* **SUPPLIED DATA**:

::::

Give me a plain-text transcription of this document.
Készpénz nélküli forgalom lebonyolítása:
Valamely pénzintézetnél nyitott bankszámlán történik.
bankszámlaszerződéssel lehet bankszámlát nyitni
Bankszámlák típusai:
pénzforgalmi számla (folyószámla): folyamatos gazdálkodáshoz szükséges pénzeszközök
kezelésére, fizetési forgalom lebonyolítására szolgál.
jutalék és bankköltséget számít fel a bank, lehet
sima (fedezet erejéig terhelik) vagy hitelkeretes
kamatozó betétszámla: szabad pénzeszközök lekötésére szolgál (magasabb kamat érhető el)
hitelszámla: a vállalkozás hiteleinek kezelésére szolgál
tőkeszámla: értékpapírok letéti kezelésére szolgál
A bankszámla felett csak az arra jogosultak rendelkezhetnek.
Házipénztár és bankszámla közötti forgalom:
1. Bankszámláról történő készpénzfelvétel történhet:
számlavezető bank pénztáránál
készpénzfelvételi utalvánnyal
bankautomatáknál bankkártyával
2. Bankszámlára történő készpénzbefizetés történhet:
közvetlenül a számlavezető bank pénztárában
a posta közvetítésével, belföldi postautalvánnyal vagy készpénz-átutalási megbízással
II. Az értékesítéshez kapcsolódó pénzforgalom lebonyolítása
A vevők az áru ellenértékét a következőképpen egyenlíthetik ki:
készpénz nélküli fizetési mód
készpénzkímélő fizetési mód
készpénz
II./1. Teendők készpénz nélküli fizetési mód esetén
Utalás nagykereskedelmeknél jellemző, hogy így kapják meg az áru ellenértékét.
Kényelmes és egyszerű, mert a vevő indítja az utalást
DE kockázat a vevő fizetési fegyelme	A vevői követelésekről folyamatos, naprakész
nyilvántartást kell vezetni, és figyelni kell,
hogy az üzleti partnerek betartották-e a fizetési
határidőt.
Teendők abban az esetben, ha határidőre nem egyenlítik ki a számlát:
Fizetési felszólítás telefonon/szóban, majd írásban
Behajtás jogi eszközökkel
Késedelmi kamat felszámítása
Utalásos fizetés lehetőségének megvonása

::::

* **WHAT THE EXERCISE ASKS**:
For each line in the data above that contains the string "kamat", extract the line.

* **REPLY**:
kamatozó betétszámla: szabad pénzeszközök lekötésére szolgál (magasabb kamat érhető el)
Késedelmi kamat felszámítása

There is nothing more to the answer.